--- START Dataset records ---
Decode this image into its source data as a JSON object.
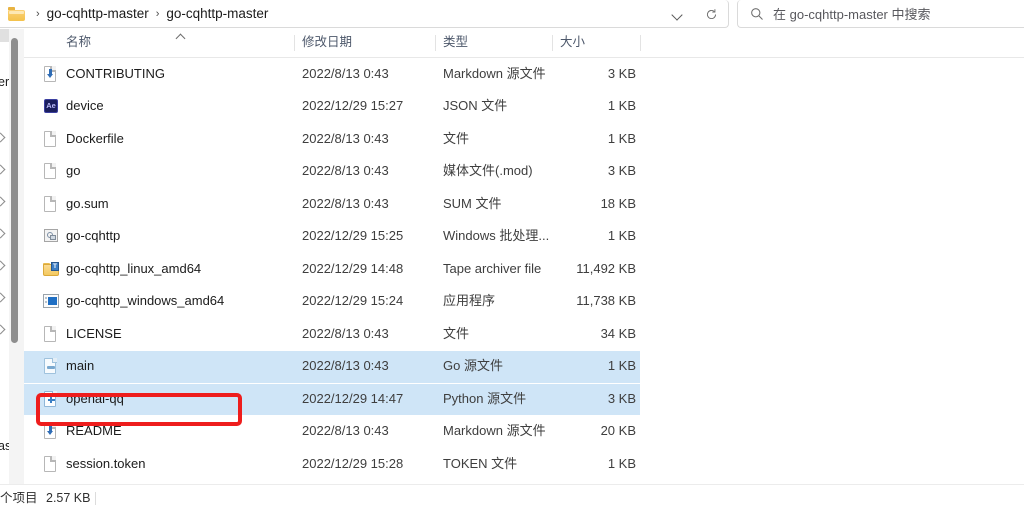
{
  "window": {
    "app": "File Explorer",
    "accent_selection": "#cfe5f7",
    "annotation_color": "#ee1d1d"
  },
  "address_bar": {
    "folder_icon": "folder-icon",
    "separator": "›",
    "crumbs": [
      "go-cqhttp-master",
      "go-cqhttp-master"
    ],
    "history_dropdown_icon": "chevron-down-icon",
    "refresh_icon": "refresh-icon"
  },
  "search": {
    "icon": "search-icon",
    "placeholder": "在 go-cqhttp-master 中搜索"
  },
  "nav_pane": {
    "clipped_labels": [
      "er",
      "as"
    ],
    "expander_icon": "chevron-right-icon"
  },
  "scrollbar": {
    "orientation": "vertical",
    "thumb": "scrollbar-thumb"
  },
  "columns": [
    {
      "key": "name",
      "label": "名称",
      "sorted": "ascending",
      "sort_icon": "caret-up-icon"
    },
    {
      "key": "date",
      "label": "修改日期"
    },
    {
      "key": "type",
      "label": "类型"
    },
    {
      "key": "size",
      "label": "大小"
    }
  ],
  "files": [
    {
      "name": "CONTRIBUTING",
      "date": "2022/8/13 0:43",
      "type": "Markdown 源文件",
      "size": "3 KB",
      "icon": "markdown-file-icon",
      "selected": false
    },
    {
      "name": "device",
      "date": "2022/12/29 15:27",
      "type": "JSON 文件",
      "size": "1 KB",
      "icon": "json-ae-file-icon",
      "selected": false
    },
    {
      "name": "Dockerfile",
      "date": "2022/8/13 0:43",
      "type": "文件",
      "size": "1 KB",
      "icon": "generic-file-icon",
      "selected": false
    },
    {
      "name": "go",
      "date": "2022/8/13 0:43",
      "type": "媒体文件(.mod)",
      "size": "3 KB",
      "icon": "generic-file-icon",
      "selected": false
    },
    {
      "name": "go.sum",
      "date": "2022/8/13 0:43",
      "type": "SUM 文件",
      "size": "18 KB",
      "icon": "generic-file-icon",
      "selected": false
    },
    {
      "name": "go-cqhttp",
      "date": "2022/12/29 15:25",
      "type": "Windows 批处理...",
      "size": "1 KB",
      "icon": "batch-file-icon",
      "selected": false
    },
    {
      "name": "go-cqhttp_linux_amd64",
      "date": "2022/12/29 14:48",
      "type": "Tape archiver file",
      "size": "11,492 KB",
      "icon": "tar-archive-icon",
      "selected": false
    },
    {
      "name": "go-cqhttp_windows_amd64",
      "date": "2022/12/29 15:24",
      "type": "应用程序",
      "size": "11,738 KB",
      "icon": "application-exe-icon",
      "selected": false
    },
    {
      "name": "LICENSE",
      "date": "2022/8/13 0:43",
      "type": "文件",
      "size": "34 KB",
      "icon": "generic-file-icon",
      "selected": false
    },
    {
      "name": "main",
      "date": "2022/8/13 0:43",
      "type": "Go 源文件",
      "size": "1 KB",
      "icon": "go-source-file-icon",
      "selected": true
    },
    {
      "name": "openai-qq",
      "date": "2022/12/29 14:47",
      "type": "Python 源文件",
      "size": "3 KB",
      "icon": "python-source-file-icon",
      "selected": true,
      "annotated": true
    },
    {
      "name": "README",
      "date": "2022/8/13 0:43",
      "type": "Markdown 源文件",
      "size": "20 KB",
      "icon": "markdown-file-icon",
      "selected": false
    },
    {
      "name": "session.token",
      "date": "2022/12/29 15:28",
      "type": "TOKEN 文件",
      "size": "1 KB",
      "icon": "generic-file-icon",
      "selected": false
    }
  ],
  "status_bar": {
    "items_text": "个项目",
    "size_text": "2.57 KB"
  }
}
--- END Dataset records ---
Task to carry out: Extract each line holding the string "source".

Solution to this task:
Decode this image into its source data as a JSON object.
      "icon": "go-source-file-icon",
      "icon": "python-source-file-icon",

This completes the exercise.